• **GIVEN INSTRUCTION 1**:
Translate this sentence from the passage on the RHII acquisition into Spanish: "RHII is in the business of acquiring, developing, owning, operating, managing and disposing of hotel properties."

• **SELECTED EXTRACT**:
● ● ● ● ●

On or about August 30, 1999, the Company entered into a binding letter
of intent with Republic Hotel Investors, Inc. ("RHII") of Seattle, Washington
to acquire its business. RHII is in the business of acquiring, developing,
owning, operating, managing and disposing of hotel properties. RHII has been
developing its business since at least 1995. RHII does not currently own or
operate any hotel properties. The accounting impact of the acquisition
transaction on the financial statements of the Company is considered by us to
be immaterial. See, "Item 7." below.
The letter of intent provides that the Company will acquire all of the
right, title and interest in and to RHII's assets consisting of books,
documents, records, papers, human resources network (consisting of names,
telephone numbers, contact and other information) business plan, goodwill,
hotel acquisition and development agreements in various stages of
negotiation, proprietary information, and other miscellaneous categories of
business assets in exchange for the issuance to RHII by the Company of
144,789,382 shares of its restricted common stock (the "Transaction").

● ● ● ● ●

• **GIVEN INSTRUCTION 2**:
From the rows that follow, extract everything from the first row down to the line containing "table-row [200,1426,1491,1487]", and reproduce those lines unchanged.

● ● ● ● ●

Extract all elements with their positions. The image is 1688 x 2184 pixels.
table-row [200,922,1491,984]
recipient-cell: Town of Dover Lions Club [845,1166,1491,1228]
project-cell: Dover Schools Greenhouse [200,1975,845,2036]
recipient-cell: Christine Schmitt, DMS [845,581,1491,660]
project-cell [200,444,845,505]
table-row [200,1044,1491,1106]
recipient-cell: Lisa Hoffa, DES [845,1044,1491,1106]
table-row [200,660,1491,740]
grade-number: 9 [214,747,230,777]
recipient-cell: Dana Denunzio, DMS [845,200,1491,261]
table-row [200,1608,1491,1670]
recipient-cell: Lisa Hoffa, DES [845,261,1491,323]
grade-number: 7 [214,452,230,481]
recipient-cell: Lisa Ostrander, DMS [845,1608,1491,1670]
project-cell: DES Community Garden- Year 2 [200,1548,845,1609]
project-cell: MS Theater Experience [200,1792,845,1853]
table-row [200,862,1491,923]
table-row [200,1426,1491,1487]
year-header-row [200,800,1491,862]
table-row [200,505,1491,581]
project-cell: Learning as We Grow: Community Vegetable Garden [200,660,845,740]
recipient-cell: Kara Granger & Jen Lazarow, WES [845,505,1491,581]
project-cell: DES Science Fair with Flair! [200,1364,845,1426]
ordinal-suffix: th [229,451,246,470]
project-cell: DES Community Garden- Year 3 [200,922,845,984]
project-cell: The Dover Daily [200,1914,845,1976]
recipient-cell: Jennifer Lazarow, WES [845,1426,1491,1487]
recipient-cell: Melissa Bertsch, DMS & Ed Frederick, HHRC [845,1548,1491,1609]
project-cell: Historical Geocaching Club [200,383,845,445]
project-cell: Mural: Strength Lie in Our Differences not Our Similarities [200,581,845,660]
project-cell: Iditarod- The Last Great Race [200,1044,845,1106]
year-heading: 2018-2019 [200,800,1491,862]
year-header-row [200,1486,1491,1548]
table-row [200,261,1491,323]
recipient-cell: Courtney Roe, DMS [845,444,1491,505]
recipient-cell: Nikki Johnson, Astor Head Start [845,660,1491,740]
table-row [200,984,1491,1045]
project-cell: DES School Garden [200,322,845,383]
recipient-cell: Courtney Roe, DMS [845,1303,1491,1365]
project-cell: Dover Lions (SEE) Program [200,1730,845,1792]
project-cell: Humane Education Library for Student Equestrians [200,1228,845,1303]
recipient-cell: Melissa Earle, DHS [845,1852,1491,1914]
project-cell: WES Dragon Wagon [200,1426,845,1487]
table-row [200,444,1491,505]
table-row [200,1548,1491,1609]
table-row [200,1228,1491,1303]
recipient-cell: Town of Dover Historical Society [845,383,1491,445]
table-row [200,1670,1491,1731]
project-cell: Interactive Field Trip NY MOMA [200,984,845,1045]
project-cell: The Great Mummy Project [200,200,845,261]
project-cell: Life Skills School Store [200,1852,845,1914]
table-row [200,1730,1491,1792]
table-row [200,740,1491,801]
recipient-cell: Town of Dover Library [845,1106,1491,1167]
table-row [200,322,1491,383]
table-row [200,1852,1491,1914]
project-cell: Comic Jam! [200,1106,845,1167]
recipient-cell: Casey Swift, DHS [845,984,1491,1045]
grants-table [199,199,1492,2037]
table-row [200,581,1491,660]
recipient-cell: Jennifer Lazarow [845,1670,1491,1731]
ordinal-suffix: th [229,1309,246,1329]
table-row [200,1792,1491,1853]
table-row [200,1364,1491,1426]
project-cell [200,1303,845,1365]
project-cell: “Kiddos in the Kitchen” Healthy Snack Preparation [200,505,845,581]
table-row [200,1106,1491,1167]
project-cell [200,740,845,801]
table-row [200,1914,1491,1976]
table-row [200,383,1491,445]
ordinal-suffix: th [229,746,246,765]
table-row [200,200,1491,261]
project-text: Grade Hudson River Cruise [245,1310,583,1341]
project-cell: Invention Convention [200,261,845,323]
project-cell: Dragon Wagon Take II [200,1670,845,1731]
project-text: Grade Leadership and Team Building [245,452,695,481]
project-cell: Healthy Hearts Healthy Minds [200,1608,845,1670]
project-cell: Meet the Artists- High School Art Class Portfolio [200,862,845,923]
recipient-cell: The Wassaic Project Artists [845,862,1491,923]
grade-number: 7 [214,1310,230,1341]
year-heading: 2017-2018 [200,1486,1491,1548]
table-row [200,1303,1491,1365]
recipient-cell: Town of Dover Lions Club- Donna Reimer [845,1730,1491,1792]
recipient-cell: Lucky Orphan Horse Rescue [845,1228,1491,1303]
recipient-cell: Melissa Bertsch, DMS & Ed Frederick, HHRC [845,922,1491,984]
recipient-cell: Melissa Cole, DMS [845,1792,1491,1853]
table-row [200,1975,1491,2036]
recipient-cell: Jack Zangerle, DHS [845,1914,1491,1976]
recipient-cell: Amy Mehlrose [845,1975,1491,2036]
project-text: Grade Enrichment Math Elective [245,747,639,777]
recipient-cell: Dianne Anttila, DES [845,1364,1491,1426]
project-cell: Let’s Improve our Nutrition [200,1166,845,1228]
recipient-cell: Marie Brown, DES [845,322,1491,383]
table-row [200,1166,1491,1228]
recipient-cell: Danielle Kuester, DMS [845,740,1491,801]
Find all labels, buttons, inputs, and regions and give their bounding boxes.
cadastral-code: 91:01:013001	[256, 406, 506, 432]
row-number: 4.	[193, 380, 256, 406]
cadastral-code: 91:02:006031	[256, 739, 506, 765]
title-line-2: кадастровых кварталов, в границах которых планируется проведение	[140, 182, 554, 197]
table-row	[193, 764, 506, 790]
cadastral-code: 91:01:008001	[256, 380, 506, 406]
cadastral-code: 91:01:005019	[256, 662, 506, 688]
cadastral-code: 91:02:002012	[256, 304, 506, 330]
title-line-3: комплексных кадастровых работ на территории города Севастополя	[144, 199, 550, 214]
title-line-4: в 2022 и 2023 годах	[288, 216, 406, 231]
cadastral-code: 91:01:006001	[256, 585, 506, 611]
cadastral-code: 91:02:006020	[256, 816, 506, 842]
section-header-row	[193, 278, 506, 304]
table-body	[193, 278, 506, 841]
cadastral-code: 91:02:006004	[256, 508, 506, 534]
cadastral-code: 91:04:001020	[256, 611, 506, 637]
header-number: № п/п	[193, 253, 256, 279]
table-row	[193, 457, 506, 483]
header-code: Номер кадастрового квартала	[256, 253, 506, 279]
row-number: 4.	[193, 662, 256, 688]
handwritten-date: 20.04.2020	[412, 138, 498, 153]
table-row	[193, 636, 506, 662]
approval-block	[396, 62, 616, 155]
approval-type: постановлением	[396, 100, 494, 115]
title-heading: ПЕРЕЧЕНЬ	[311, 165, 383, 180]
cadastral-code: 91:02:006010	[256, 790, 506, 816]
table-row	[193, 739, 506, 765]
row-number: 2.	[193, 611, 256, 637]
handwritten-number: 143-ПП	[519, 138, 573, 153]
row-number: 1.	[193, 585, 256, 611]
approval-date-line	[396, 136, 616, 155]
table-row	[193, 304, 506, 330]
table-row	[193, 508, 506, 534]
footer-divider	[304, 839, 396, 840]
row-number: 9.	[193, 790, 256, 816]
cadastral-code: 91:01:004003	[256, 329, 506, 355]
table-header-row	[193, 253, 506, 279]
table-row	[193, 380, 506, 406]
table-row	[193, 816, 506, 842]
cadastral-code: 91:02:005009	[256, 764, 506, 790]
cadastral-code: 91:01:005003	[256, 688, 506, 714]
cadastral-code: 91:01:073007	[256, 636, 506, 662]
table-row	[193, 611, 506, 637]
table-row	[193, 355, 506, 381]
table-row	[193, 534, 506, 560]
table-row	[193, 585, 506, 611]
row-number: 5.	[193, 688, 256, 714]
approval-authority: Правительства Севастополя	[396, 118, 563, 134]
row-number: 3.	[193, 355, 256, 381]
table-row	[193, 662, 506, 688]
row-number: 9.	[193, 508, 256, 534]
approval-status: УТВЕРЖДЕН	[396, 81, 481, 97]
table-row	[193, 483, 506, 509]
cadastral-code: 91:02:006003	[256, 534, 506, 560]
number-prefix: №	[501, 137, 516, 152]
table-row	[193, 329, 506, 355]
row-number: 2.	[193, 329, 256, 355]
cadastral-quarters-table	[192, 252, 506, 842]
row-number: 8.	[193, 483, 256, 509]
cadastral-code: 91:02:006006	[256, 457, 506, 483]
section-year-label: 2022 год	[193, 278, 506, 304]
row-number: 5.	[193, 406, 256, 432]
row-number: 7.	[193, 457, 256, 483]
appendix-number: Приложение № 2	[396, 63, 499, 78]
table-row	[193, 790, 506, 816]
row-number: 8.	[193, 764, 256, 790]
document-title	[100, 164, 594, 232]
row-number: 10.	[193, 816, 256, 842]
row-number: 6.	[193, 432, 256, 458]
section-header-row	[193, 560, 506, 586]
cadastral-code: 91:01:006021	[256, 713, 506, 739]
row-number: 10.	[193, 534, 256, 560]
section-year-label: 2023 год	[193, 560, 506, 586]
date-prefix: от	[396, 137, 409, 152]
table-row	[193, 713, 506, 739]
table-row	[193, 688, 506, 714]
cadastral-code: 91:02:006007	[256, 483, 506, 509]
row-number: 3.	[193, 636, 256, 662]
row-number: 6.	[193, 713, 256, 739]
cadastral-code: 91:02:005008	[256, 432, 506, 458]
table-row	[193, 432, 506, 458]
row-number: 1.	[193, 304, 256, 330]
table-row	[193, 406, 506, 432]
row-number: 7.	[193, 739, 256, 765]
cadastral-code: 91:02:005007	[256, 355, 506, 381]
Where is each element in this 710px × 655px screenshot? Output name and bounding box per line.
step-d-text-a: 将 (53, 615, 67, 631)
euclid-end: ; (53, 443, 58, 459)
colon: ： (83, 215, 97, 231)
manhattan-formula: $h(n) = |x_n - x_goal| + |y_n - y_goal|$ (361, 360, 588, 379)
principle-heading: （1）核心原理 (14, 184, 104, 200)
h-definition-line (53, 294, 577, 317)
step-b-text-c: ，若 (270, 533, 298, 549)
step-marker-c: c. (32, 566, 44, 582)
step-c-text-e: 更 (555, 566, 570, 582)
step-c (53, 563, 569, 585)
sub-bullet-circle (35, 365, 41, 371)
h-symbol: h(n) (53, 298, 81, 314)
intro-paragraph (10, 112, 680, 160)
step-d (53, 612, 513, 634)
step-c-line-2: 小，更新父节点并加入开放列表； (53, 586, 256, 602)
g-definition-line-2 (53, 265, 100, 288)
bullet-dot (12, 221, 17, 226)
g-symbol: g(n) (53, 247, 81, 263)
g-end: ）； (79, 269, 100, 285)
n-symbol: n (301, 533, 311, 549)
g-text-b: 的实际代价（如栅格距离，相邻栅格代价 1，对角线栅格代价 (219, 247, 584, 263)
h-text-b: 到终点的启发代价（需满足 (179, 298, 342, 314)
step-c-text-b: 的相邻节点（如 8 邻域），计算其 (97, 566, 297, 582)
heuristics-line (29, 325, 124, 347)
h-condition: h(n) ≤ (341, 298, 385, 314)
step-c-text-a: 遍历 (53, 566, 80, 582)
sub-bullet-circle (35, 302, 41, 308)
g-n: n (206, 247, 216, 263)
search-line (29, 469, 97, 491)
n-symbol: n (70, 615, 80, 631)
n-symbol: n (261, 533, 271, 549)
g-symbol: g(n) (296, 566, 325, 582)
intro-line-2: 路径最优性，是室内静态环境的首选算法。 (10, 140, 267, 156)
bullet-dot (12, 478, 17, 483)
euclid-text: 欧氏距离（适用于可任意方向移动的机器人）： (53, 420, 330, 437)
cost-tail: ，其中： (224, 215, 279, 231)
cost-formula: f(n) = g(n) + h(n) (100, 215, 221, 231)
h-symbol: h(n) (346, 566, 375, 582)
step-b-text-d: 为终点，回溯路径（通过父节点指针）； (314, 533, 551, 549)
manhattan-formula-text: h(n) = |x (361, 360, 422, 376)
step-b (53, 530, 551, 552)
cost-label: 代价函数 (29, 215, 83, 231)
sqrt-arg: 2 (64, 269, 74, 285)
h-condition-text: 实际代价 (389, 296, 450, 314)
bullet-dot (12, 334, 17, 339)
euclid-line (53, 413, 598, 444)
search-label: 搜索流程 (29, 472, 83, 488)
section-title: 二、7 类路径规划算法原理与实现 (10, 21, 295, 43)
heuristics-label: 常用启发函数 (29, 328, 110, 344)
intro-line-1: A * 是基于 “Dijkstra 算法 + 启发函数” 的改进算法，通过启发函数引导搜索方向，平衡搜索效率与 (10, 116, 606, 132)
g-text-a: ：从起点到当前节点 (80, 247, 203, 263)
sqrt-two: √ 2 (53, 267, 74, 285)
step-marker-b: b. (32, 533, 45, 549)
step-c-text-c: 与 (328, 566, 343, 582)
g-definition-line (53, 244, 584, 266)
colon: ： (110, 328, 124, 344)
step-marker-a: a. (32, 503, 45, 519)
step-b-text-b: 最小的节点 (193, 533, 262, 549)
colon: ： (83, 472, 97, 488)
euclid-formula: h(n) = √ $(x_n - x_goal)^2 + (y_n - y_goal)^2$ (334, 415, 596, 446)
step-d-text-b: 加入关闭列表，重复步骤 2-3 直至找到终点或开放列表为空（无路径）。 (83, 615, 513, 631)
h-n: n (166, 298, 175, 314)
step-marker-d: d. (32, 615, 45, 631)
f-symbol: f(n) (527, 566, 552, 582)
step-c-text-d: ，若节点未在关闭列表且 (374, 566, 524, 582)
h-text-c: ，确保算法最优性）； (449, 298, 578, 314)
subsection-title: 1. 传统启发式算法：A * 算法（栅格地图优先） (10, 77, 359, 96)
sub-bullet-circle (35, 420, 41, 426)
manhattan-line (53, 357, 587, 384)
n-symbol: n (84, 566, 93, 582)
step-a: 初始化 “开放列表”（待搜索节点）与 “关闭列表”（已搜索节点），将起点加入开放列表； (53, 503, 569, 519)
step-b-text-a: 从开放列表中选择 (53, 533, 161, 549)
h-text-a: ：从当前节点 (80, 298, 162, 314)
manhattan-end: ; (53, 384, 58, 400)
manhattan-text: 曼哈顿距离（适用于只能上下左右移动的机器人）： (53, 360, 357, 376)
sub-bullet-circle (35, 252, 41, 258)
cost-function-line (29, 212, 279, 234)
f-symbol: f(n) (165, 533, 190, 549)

● ● ● ● ●

• **EXERCISE OUTPUT 1**:
RHII se dedica a la adquisición, el desarrollo, la propiedad, la operación, la gestión y la enajenación de propiedades hoteleras.

• **EXERCISE OUTPUT 2**:
Extract all elements with their positions. The image is 1688 x 2184 pixels.
table-row [200,922,1491,984]
recipient-cell: Town of Dover Lions Club [845,1166,1491,1228]
project-cell: Dover Schools Greenhouse [200,1975,845,2036]
recipient-cell: Christine Schmitt, DMS [845,581,1491,660]
project-cell [200,444,845,505]
table-row [200,1044,1491,1106]
recipient-cell: Lisa Hoffa, DES [845,1044,1491,1106]
table-row [200,660,1491,740]
grade-number: 9 [214,747,230,777]
recipient-cell: Dana Denunzio, DMS [845,200,1491,261]
table-row [200,1608,1491,1670]
recipient-cell: Lisa Hoffa, DES [845,261,1491,323]
grade-number: 7 [214,452,230,481]
recipient-cell: Lisa Ostrander, DMS [845,1608,1491,1670]
project-cell: DES Community Garden- Year 2 [200,1548,845,1609]
project-cell: MS Theater Experience [200,1792,845,1853]
table-row [200,862,1491,923]
table-row [200,1426,1491,1487]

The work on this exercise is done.